• WHAT NEEDS TO BE DONE
Check each line of the data for "JSON" and select those that have it.

• SUPPLIED DATA
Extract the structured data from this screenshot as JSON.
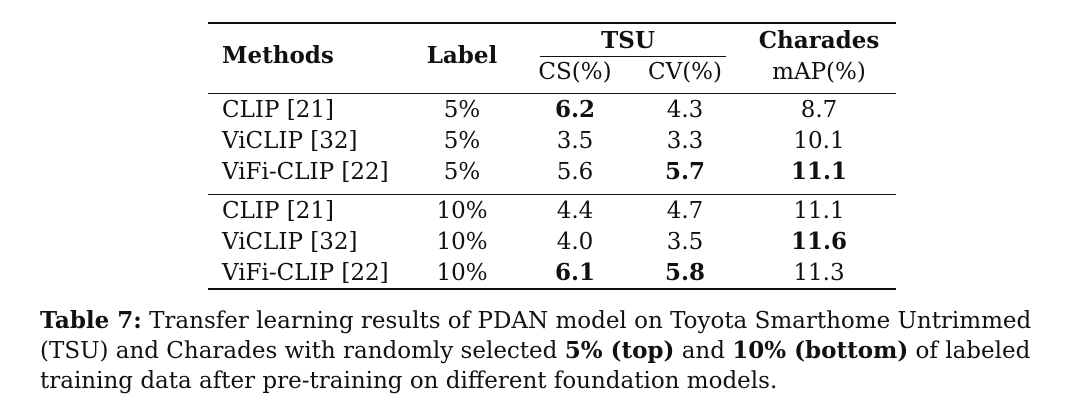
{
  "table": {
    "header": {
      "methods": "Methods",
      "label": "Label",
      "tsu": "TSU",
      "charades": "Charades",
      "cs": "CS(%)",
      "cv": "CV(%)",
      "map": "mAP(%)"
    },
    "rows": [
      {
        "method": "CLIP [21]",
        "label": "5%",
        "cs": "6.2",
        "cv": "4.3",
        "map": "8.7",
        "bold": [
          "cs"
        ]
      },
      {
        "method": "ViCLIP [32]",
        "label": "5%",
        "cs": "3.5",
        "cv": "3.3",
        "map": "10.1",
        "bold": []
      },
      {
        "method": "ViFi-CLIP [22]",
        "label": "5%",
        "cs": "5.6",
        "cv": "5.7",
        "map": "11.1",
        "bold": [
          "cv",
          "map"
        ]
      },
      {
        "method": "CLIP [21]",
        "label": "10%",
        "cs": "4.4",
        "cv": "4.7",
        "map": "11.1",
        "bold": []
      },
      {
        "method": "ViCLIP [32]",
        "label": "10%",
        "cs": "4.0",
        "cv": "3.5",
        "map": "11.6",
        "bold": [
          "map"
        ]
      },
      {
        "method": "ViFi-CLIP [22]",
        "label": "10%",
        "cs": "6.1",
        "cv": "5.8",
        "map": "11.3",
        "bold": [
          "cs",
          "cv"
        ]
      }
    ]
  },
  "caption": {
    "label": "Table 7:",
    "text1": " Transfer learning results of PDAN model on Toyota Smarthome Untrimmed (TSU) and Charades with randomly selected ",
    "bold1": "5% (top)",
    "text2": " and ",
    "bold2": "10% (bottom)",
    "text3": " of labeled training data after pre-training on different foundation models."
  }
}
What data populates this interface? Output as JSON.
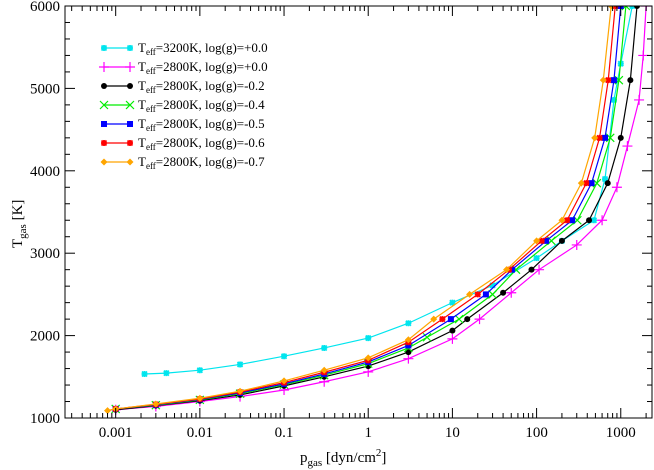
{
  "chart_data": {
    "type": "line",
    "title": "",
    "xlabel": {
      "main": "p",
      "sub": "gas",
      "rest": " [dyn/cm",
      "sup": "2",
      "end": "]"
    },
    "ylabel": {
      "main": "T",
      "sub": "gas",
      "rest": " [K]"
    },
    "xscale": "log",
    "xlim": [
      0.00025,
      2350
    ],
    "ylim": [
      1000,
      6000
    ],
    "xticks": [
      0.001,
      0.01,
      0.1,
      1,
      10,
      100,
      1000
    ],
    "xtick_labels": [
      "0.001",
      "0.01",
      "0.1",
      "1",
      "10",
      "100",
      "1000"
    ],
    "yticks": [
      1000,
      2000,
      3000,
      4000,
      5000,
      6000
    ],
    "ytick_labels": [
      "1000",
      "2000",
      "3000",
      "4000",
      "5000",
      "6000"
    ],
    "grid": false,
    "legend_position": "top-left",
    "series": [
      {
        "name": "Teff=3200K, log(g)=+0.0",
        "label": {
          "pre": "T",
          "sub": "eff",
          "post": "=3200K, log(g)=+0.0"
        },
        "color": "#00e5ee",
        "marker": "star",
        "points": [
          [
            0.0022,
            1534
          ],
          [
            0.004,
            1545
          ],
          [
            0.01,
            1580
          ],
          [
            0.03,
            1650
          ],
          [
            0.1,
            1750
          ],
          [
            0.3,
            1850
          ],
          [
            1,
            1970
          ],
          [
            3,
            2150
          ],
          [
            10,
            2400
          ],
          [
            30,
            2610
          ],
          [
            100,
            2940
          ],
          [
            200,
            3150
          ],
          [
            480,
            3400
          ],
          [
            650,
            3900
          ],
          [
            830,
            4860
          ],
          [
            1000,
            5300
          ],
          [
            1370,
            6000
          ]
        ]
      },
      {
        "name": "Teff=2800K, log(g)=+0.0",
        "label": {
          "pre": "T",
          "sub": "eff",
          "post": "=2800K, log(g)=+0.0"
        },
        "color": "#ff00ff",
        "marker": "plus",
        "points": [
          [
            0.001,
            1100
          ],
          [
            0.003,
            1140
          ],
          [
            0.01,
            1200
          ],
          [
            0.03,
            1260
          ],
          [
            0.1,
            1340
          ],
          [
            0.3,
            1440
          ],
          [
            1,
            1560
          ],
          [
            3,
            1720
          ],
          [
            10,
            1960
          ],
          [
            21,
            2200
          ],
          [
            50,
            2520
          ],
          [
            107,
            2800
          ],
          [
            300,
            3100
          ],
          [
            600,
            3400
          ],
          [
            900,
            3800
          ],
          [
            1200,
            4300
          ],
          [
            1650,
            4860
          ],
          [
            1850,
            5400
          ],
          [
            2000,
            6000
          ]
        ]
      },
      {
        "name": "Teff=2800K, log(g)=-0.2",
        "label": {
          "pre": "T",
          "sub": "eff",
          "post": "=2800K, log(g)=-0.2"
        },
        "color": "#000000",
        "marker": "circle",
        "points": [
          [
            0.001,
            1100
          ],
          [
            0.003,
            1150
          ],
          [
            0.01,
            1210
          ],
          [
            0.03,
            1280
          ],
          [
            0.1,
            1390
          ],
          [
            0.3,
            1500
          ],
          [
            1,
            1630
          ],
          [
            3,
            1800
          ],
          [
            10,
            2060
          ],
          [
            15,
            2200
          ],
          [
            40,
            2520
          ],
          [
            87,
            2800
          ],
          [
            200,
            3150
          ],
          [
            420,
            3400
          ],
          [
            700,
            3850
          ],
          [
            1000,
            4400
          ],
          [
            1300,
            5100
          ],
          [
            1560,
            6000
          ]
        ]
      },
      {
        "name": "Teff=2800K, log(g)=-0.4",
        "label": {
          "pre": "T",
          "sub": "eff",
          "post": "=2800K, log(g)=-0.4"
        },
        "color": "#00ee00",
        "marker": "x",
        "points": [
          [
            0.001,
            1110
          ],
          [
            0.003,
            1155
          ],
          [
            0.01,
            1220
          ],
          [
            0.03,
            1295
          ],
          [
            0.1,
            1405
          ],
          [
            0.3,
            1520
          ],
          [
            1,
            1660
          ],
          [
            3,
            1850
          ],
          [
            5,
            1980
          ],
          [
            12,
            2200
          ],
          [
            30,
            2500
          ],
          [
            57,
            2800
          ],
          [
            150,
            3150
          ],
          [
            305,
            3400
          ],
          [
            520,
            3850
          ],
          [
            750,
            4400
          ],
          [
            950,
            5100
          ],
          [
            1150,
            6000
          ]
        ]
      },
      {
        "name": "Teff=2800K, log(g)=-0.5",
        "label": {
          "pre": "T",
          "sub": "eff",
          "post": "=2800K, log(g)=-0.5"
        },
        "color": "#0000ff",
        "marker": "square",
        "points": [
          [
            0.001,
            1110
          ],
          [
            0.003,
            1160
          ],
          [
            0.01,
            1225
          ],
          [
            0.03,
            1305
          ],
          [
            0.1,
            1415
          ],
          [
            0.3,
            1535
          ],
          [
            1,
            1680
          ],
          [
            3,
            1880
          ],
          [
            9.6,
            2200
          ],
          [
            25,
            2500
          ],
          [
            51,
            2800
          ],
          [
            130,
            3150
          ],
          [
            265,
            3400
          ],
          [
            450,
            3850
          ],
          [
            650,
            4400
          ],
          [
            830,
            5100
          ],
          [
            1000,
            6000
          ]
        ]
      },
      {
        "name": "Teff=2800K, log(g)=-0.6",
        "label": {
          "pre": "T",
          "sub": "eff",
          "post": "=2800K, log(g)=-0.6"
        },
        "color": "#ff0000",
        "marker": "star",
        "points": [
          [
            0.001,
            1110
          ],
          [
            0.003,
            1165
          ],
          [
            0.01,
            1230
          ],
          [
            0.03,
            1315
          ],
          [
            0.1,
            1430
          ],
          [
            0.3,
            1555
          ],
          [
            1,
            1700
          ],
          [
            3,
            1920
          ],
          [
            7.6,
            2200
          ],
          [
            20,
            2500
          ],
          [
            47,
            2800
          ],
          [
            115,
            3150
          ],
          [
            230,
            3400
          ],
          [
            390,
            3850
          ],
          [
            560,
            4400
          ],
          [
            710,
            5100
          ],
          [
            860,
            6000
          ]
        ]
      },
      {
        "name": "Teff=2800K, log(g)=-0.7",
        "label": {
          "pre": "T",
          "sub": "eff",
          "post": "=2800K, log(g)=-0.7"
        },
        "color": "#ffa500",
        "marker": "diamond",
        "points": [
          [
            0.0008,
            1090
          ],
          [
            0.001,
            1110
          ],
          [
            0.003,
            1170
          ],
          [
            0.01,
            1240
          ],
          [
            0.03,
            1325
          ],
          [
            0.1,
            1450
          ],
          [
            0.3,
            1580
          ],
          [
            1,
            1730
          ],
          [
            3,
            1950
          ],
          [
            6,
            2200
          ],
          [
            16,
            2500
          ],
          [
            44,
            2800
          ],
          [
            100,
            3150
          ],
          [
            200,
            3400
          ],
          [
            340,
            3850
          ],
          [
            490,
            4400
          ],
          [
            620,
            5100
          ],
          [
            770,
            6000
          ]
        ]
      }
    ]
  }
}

• ANSWER TO THIS EXERCISE
Extract the structured data from this screenshot as JSON.
What data populates this interface? Output as JSON.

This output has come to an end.